§ Task to carry out
Reproduce the listing below word for word, with no pictures.

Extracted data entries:

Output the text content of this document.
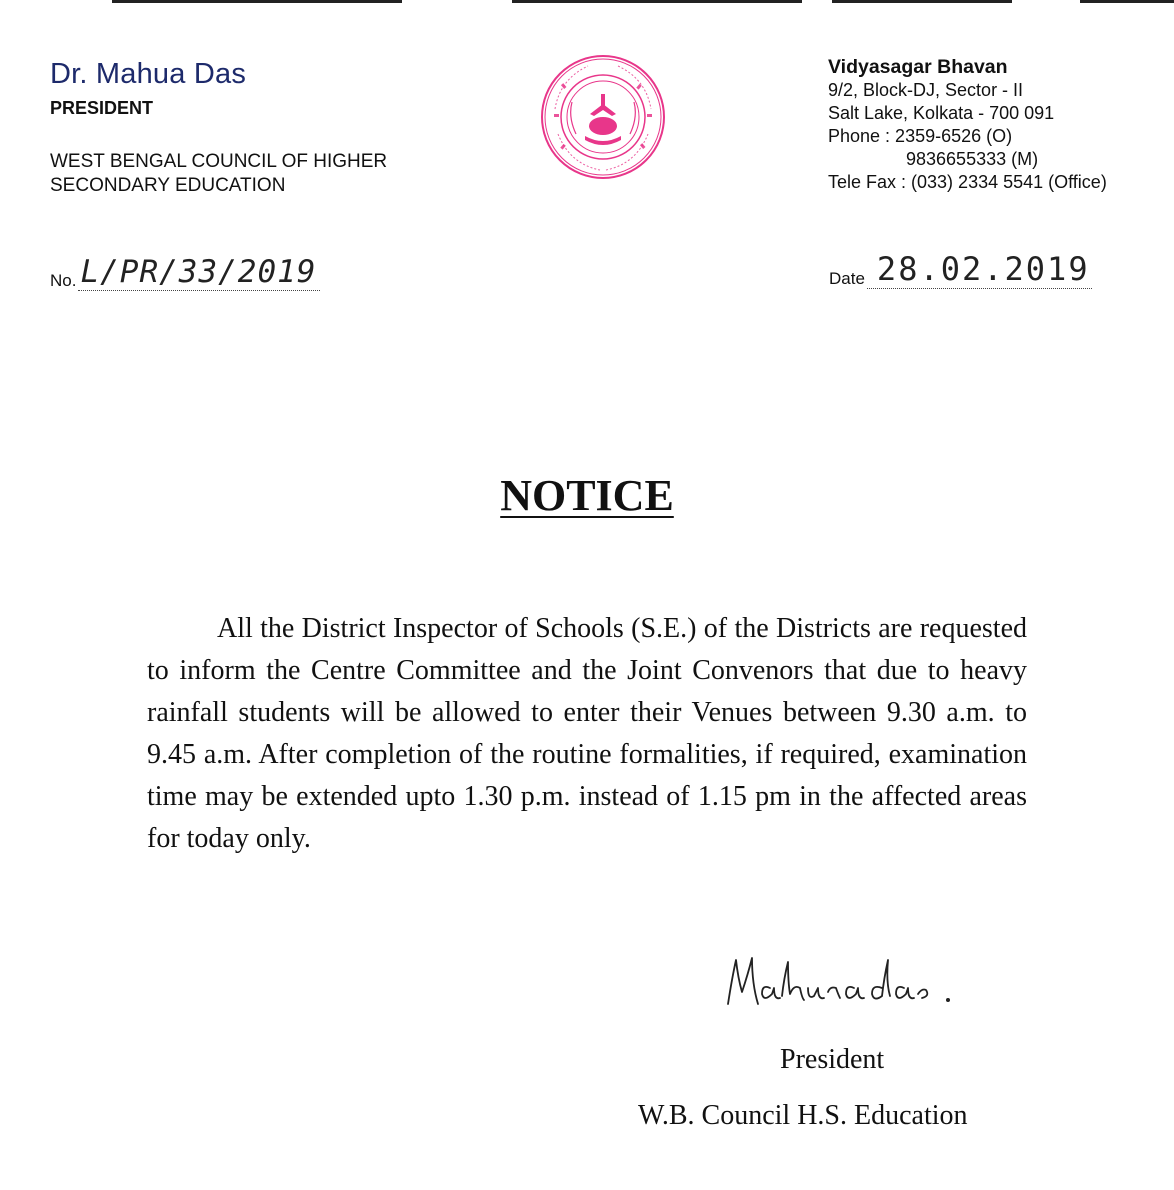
Dr. Mahua Das
PRESIDENT
WEST BENGAL COUNCIL OF HIGHER SECONDARY EDUCATION
Vidyasagar Bhavan
9/2, Block-DJ, Sector - II
Salt Lake, Kolkata - 700 091
Phone : 2359-6526 (O)
9836655333 (M)
Tele Fax : (033) 2334 5541 (Office)
No. L/PR/33/2019	Date 28.02.2019
NOTICE
All the District Inspector of Schools (S.E.) of the Districts are requested to inform the Centre Committee and the Joint Convenors that due to heavy rainfall students will be allowed to enter their Venues between 9.30 a.m. to 9.45 a.m. After completion of the routine formalities, if required, examination time may be extended upto 1.30 p.m. instead of 1.15 pm in the affected areas for today only.
President
W.B. Council H.S. Education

§ Output of the task
Output the text content of this document.
Dr. Mahua Das
PRESIDENT
WEST BENGAL COUNCIL OF HIGHER SECONDARY EDUCATION
Vidyasagar Bhavan
9/2, Block-DJ, Sector - II
Salt Lake, Kolkata - 700 091
Phone : 2359-6526 (O)
9836655333 (M)
Tele Fax : (033) 2334 5541 (Office)
No. L/PR/33/2019	Date 28.02.2019
NOTICE
All the District Inspector of Schools (S.E.) of the Districts are requested to inform the Centre Committee and the Joint Convenors that due to heavy rainfall students will be allowed to enter their Venues between 9.30 a.m. to 9.45 a.m. After completion of the routine formalities, if required, examination time may be extended upto 1.30 p.m. instead of 1.15 pm in the affected areas for today only.
President
W.B. Council H.S. Education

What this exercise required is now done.